DIRECTION:
Exactly reproduce the line that contains "Output the text content of this document." and all lines after it in the entries below, through the very last line.

RECORDS FOR THE TASK:

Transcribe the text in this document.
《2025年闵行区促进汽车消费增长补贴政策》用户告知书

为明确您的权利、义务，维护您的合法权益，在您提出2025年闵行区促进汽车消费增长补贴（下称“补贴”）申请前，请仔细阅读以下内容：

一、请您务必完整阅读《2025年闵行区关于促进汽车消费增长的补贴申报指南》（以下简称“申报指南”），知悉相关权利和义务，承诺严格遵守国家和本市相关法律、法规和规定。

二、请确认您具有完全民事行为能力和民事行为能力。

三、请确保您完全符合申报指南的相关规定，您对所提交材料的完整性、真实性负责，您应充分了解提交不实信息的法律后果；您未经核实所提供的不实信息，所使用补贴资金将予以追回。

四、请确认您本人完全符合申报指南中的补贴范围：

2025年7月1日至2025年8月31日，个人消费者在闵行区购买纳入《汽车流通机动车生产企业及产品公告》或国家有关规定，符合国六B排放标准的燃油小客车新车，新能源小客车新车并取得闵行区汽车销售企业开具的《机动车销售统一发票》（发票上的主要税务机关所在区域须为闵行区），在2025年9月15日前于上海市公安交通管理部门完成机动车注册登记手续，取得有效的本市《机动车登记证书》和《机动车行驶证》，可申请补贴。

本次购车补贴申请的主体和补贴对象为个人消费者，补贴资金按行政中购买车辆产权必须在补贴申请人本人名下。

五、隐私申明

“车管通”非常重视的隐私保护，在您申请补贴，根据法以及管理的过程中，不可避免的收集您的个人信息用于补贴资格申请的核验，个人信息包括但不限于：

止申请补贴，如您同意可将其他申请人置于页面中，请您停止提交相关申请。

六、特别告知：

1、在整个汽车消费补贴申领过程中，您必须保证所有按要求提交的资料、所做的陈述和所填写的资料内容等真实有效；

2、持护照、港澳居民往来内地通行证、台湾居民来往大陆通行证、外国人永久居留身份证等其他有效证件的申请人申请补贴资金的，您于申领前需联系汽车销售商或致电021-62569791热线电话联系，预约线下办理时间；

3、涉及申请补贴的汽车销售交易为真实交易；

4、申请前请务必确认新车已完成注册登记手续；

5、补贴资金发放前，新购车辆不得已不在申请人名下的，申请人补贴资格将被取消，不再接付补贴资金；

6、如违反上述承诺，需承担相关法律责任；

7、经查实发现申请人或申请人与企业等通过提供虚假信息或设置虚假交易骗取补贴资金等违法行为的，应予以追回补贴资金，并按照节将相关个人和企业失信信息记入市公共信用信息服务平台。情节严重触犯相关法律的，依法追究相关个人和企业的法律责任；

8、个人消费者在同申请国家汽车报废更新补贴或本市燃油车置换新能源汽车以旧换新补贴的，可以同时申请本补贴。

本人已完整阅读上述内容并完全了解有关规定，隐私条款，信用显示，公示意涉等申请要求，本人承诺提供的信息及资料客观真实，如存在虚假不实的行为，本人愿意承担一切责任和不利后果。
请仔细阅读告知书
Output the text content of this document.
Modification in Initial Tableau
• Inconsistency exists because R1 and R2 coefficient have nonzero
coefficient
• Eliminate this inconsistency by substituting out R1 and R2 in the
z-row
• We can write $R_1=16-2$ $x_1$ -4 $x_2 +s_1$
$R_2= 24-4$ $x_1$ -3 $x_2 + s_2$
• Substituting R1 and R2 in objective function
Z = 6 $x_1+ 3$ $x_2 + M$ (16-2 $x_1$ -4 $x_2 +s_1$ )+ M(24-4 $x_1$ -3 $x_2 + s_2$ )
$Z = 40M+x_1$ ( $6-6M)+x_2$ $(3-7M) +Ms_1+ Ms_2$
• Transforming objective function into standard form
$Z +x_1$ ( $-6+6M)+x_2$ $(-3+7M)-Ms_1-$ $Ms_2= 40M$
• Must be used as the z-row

SOLUTION TO THE EXERCISE:
Output the text content of this document.
Modification in Initial Tableau
• Inconsistency exists because R1 and R2 coefficient have nonzero
coefficient
• Eliminate this inconsistency by substituting out R1 and R2 in the
z-row
• We can write $R_1=16-2$ $x_1$ -4 $x_2 +s_1$
$R_2= 24-4$ $x_1$ -3 $x_2 + s_2$
• Substituting R1 and R2 in objective function
Z = 6 $x_1+ 3$ $x_2 + M$ (16-2 $x_1$ -4 $x_2 +s_1$ )+ M(24-4 $x_1$ -3 $x_2 + s_2$ )
$Z = 40M+x_1$ ( $6-6M)+x_2$ $(3-7M) +Ms_1+ Ms_2$
• Transforming objective function into standard form
$Z +x_1$ ( $-6+6M)+x_2$ $(-3+7M)-Ms_1-$ $Ms_2= 40M$
• Must be used as the z-row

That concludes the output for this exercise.